(Stored dataset items)
----

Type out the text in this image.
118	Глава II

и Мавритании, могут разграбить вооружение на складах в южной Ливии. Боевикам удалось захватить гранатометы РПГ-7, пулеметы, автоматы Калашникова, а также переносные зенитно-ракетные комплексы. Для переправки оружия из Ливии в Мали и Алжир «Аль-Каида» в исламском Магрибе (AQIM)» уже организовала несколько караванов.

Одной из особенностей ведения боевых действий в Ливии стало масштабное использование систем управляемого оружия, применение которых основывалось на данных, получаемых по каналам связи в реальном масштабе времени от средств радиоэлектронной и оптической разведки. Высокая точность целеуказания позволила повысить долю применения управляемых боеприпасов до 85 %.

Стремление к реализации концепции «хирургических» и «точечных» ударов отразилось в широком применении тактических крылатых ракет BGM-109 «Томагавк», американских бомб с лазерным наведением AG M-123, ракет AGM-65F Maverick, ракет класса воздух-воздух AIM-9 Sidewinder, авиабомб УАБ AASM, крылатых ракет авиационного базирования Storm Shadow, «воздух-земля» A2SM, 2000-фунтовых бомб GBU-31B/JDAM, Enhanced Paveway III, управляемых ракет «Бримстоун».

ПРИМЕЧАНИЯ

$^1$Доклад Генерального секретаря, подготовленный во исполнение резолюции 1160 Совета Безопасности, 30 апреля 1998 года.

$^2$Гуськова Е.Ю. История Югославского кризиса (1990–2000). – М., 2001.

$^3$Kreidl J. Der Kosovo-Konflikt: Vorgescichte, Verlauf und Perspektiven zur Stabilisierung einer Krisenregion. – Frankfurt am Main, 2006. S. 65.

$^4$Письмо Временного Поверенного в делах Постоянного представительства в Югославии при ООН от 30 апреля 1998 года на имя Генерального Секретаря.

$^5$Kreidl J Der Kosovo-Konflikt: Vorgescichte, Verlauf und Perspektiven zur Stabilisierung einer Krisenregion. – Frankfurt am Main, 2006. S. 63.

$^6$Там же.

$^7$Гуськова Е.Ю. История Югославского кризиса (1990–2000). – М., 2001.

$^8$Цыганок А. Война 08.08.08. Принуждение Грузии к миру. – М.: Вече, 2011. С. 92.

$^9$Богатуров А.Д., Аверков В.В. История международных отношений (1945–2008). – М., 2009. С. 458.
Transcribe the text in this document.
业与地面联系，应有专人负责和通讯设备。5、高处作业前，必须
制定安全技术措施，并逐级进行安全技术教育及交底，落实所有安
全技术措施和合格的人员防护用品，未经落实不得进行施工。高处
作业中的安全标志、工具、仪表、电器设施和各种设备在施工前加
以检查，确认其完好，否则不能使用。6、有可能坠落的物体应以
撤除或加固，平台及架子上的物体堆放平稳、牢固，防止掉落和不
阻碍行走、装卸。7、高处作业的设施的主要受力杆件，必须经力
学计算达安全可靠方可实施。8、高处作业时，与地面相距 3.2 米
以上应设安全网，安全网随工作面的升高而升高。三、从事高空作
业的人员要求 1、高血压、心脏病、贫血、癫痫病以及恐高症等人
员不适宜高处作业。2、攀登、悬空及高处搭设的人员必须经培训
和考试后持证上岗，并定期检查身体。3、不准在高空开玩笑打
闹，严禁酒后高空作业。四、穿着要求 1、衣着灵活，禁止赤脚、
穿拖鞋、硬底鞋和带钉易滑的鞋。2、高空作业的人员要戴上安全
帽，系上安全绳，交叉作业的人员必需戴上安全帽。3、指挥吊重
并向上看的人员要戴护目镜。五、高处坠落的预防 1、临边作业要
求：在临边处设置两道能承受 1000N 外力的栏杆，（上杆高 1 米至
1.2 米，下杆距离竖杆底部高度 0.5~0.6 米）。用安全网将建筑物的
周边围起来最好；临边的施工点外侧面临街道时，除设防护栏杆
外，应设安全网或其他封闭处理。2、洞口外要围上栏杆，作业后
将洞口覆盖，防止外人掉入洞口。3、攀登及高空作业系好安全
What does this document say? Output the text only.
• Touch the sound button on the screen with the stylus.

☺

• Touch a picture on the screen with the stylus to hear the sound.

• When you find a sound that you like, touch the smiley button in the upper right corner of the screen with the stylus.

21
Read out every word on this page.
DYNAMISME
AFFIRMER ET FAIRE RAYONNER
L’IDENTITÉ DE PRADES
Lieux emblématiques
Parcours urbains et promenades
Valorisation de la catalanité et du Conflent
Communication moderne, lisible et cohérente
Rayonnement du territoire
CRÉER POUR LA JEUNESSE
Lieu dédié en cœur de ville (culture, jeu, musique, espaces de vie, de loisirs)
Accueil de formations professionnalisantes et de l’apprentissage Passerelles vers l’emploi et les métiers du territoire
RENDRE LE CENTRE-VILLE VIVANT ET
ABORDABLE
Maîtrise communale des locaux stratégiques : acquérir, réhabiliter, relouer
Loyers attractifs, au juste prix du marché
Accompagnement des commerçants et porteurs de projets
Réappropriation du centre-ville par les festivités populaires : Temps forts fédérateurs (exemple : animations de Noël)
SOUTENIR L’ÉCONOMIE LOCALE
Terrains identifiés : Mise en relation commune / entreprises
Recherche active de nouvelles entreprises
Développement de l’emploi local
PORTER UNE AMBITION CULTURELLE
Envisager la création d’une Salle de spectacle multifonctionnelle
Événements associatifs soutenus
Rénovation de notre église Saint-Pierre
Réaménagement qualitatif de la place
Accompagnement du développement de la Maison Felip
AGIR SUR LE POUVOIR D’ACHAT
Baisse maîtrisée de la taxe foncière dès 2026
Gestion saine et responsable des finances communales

----

Give the count of lines in the data above that hold the string "Main", with no additional words.

RESULT OF THE TASK. 2